● TASK TO CARRY OUT
Gather all lines containing the string "Flasher" and copy them out.

● SUPPLIED INFORMATION
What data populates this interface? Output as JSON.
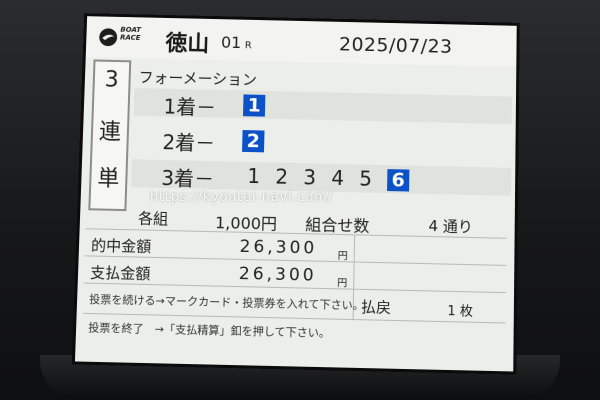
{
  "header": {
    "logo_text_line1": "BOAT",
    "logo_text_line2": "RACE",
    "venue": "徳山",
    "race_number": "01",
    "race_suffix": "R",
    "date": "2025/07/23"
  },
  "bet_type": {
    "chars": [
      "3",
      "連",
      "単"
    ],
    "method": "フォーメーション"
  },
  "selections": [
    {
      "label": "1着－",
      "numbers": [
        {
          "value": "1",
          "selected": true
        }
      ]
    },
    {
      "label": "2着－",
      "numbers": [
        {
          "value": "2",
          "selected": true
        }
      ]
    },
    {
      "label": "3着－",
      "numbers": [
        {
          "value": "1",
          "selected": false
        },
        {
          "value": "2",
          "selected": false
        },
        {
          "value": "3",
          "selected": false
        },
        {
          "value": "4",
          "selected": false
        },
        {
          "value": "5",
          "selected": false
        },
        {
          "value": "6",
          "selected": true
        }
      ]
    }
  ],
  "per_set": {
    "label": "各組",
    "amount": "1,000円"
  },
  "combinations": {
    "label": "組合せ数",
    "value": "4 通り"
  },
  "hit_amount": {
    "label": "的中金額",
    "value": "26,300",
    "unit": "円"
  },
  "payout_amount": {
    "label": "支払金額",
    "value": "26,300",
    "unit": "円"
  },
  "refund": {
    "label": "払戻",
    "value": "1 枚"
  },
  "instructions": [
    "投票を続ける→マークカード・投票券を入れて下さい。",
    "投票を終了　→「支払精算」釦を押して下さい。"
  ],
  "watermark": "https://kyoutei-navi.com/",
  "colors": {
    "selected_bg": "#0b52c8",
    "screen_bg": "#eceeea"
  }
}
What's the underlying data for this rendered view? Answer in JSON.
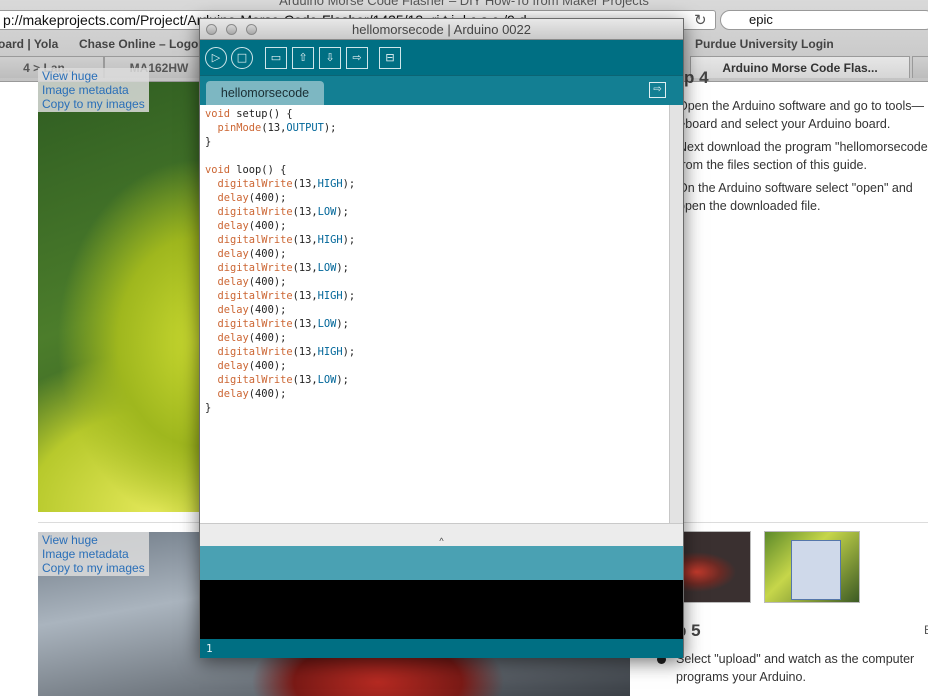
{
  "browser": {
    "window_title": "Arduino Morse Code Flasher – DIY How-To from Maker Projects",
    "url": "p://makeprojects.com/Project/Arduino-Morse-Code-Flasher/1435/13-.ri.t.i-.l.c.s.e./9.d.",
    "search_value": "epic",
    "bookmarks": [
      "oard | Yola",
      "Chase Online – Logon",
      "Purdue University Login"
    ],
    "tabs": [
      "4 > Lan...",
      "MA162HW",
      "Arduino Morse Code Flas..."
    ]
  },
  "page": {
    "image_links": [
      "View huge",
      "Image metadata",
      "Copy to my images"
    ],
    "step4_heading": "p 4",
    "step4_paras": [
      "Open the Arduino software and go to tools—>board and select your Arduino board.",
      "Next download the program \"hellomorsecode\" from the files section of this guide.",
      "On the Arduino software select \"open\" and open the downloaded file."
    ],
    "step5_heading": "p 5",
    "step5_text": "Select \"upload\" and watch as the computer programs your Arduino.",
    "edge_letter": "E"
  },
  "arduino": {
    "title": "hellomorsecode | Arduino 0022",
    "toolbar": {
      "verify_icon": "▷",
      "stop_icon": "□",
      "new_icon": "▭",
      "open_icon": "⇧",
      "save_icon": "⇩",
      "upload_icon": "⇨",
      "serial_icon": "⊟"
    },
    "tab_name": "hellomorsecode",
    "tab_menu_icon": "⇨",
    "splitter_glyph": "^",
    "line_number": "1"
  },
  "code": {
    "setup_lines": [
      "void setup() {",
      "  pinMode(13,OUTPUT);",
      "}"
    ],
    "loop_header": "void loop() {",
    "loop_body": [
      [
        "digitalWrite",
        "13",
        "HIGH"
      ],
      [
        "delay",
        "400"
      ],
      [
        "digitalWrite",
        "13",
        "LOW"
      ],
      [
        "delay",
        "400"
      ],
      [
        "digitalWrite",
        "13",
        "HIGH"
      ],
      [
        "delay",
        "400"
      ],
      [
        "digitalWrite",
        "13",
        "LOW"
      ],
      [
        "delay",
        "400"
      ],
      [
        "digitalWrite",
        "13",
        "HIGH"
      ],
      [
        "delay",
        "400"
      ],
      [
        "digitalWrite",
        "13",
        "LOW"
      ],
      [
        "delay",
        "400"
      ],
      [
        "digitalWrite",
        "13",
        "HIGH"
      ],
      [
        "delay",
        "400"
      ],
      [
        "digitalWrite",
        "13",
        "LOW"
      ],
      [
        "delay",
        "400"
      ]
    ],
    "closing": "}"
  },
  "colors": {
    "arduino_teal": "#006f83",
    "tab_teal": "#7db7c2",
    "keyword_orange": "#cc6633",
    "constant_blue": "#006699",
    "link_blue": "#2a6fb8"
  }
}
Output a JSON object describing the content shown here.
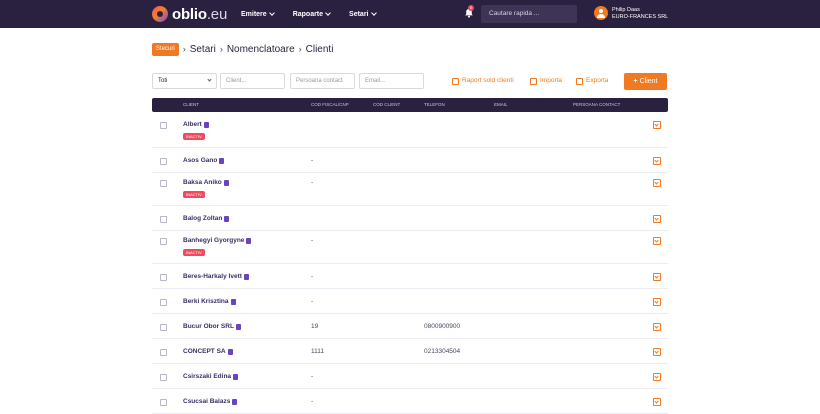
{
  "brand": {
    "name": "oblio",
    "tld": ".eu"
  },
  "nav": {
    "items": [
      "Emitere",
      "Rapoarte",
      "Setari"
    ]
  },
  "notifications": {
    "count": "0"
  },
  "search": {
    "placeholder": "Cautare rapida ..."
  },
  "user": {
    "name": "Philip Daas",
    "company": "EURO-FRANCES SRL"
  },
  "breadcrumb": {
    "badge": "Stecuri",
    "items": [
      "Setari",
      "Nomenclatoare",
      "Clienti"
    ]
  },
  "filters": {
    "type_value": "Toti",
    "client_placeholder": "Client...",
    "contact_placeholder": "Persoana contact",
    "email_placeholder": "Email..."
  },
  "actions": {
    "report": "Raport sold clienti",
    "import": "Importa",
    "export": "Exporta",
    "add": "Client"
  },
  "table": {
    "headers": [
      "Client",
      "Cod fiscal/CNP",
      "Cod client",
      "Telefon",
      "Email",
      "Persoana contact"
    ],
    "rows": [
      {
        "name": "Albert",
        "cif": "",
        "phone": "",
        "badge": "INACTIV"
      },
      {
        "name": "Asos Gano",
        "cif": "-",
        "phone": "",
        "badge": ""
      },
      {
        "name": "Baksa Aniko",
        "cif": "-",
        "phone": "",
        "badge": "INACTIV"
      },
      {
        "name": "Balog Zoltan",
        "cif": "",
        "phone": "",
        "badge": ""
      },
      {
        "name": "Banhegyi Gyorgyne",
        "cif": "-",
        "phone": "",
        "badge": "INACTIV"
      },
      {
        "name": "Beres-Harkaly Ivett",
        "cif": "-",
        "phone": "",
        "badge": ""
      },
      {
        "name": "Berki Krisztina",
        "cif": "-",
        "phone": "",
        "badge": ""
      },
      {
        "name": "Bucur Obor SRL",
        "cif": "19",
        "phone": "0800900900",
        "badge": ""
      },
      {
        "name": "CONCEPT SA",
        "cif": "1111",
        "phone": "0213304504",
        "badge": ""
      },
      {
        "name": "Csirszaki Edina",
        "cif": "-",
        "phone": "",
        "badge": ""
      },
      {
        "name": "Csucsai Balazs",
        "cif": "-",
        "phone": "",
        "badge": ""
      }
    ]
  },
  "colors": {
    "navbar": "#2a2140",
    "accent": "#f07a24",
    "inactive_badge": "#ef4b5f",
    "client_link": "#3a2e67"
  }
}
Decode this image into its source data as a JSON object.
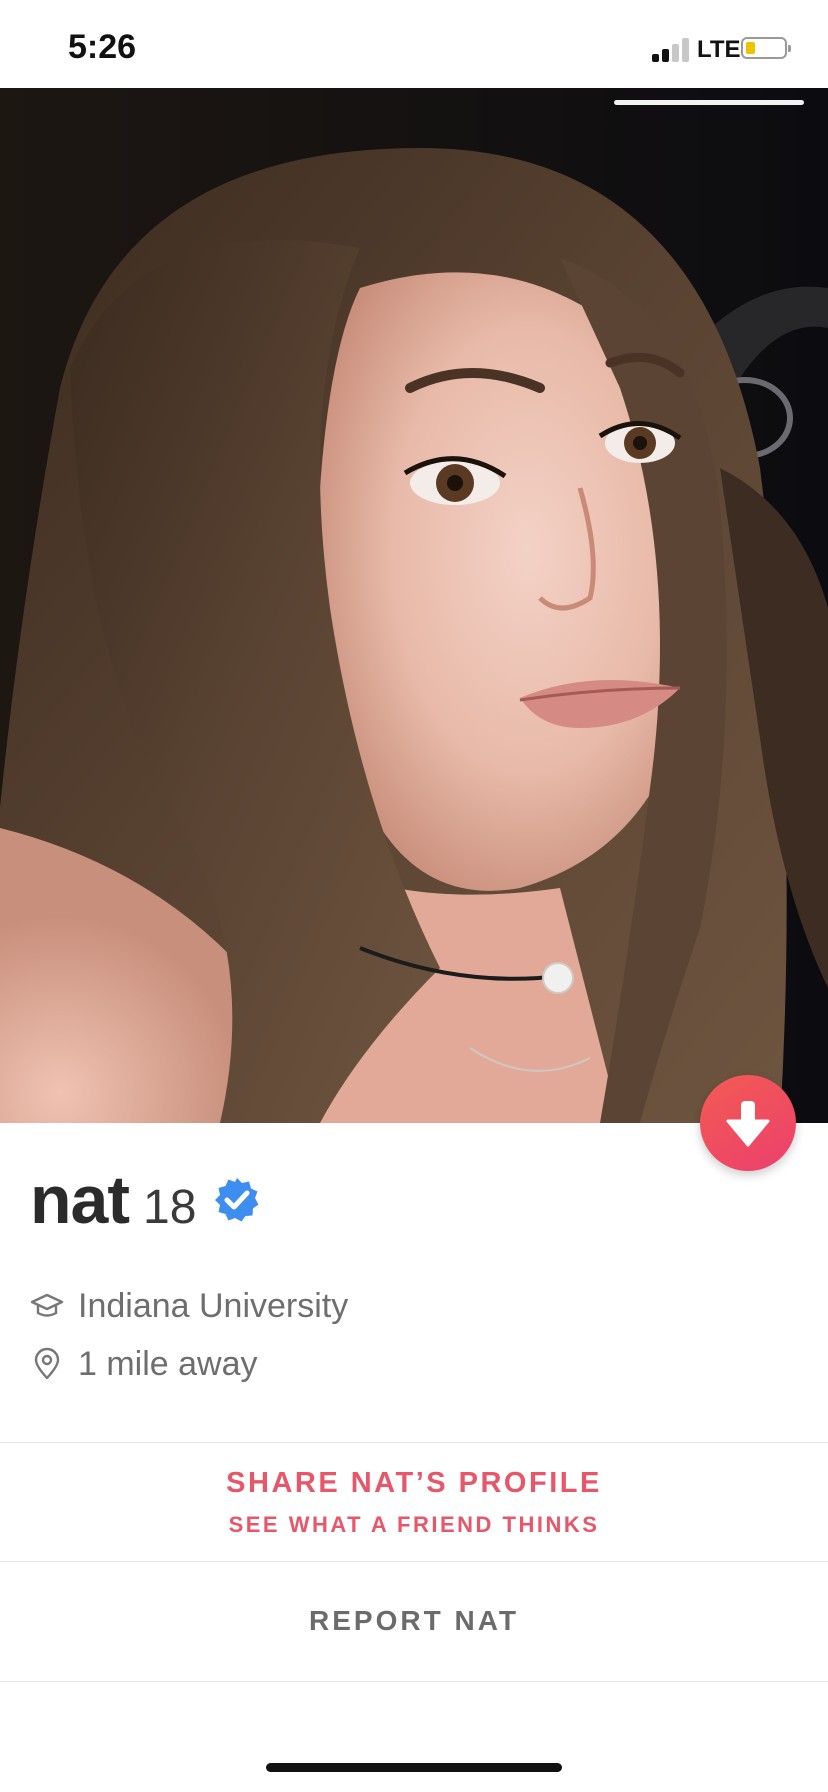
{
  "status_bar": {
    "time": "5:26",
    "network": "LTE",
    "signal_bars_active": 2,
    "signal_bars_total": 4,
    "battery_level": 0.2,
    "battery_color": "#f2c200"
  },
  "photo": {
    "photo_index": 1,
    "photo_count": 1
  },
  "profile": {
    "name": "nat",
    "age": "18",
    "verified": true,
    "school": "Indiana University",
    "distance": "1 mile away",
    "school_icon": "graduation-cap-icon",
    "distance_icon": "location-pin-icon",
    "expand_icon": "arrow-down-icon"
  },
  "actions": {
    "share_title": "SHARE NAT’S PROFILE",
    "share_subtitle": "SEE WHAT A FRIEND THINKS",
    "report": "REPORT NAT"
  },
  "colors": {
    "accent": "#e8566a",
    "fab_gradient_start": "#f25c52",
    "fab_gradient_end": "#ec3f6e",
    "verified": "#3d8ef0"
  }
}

● RESPONSE
    "window_title": "Arduino Morse Code Flasher – DIY How-To from Maker Projects",
    "url": "p://makeprojects.com/Project/Arduino-Morse-Code-Flasher/1435/13-.ri.t.i-.l.c.s.e./9.d.",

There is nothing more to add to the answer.